→ **Problem to solve**: Count how many lines have the word "this" in them. Reply with that number by itself.

→ **Listed records**:
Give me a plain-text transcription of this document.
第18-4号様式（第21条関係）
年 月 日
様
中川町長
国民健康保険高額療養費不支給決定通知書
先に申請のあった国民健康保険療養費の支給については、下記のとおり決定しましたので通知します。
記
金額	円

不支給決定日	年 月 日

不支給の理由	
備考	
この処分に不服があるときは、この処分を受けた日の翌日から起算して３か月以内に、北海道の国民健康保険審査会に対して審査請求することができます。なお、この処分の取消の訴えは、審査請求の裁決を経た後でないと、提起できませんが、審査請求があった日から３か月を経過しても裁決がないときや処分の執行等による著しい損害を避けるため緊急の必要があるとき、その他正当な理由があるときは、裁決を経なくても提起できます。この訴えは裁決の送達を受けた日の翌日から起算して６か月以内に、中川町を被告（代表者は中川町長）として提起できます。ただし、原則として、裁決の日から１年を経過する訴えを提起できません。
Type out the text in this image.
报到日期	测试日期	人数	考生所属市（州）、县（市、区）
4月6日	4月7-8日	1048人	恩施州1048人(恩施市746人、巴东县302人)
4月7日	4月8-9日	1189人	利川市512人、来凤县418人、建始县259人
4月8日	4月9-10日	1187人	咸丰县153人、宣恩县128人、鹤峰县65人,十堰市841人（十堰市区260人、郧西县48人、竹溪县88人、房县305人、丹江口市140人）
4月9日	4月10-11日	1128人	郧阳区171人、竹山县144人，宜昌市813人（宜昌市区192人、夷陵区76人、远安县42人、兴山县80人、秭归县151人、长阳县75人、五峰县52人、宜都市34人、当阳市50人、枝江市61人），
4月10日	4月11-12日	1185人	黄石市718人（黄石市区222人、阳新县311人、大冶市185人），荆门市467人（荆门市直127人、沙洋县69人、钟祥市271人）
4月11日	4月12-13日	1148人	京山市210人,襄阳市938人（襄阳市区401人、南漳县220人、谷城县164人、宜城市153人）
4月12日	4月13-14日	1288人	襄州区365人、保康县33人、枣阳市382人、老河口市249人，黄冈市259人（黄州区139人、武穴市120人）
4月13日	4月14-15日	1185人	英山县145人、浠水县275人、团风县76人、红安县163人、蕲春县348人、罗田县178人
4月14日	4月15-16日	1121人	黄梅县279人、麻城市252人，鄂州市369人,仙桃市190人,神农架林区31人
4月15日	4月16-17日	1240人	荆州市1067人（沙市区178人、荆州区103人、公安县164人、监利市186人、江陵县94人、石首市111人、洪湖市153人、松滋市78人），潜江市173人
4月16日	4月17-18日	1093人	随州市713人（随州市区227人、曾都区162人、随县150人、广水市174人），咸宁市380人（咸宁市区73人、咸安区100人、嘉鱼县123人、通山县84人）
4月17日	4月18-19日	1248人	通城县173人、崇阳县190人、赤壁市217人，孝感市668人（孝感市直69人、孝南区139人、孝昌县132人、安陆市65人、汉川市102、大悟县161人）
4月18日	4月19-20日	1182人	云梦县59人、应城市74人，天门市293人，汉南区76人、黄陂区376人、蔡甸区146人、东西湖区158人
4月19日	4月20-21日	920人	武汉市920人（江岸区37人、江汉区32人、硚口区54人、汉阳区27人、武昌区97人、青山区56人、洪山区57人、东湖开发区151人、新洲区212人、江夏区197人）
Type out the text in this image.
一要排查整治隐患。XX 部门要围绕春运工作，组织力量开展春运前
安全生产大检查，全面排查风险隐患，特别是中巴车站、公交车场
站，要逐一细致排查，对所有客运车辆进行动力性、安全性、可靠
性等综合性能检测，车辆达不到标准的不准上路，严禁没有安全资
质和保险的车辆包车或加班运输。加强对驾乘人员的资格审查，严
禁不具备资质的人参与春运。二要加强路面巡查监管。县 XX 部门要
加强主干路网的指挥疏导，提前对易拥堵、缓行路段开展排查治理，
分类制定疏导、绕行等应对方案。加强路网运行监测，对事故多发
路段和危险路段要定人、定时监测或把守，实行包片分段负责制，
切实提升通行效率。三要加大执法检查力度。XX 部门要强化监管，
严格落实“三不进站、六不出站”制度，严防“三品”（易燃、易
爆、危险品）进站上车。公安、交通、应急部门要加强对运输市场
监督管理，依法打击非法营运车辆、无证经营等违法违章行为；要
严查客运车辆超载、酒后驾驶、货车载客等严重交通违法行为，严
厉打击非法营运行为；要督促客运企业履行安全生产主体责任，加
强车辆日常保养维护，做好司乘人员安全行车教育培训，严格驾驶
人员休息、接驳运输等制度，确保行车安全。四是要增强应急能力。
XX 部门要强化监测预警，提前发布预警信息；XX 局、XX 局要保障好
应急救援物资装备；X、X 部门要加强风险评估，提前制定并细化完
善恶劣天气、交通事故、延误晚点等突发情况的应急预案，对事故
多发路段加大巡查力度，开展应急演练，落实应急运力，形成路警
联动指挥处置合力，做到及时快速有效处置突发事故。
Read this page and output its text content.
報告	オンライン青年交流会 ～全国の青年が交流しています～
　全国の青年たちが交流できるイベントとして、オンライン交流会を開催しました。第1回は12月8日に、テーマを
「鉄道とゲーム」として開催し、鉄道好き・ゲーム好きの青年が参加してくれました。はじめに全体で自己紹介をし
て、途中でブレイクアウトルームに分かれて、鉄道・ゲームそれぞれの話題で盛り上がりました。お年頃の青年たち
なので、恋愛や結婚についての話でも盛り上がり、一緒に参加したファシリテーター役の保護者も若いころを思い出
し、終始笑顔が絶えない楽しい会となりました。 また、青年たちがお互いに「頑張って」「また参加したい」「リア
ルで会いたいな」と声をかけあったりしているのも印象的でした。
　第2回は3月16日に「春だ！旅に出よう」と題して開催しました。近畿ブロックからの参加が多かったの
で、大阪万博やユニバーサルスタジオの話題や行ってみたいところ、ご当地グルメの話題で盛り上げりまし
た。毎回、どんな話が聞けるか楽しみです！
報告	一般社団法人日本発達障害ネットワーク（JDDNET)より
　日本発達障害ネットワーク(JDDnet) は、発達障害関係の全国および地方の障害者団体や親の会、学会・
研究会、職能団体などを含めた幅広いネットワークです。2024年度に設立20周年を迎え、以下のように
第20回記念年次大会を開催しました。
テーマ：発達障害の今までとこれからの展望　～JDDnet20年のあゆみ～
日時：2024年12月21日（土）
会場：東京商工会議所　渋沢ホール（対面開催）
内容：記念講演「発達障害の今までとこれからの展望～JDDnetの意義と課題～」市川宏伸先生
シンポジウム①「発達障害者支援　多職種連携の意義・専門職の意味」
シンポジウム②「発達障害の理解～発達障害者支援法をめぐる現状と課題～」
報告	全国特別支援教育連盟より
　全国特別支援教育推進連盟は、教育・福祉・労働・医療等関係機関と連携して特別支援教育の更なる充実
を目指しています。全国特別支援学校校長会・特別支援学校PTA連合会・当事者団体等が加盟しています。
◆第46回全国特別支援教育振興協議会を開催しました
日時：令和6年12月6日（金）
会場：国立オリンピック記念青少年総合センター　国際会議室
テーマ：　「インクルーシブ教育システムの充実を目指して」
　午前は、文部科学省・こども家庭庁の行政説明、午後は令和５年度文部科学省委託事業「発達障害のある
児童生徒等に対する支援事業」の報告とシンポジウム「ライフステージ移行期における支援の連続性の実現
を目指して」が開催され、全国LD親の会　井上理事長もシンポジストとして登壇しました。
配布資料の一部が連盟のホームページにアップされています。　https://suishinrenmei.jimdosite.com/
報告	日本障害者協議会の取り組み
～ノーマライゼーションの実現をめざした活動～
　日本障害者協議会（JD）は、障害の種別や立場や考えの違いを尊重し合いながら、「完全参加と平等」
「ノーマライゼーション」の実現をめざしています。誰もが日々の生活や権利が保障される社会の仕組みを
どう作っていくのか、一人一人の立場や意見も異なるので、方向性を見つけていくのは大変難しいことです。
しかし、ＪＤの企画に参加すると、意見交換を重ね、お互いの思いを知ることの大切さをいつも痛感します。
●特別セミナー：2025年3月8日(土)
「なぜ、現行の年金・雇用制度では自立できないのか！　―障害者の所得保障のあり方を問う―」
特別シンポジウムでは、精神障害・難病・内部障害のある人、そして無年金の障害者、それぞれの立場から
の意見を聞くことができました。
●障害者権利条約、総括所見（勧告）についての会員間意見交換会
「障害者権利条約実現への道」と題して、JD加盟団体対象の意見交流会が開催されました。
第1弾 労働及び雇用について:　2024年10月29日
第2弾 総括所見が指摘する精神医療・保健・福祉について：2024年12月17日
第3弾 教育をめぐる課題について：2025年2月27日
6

→ **The response**: 4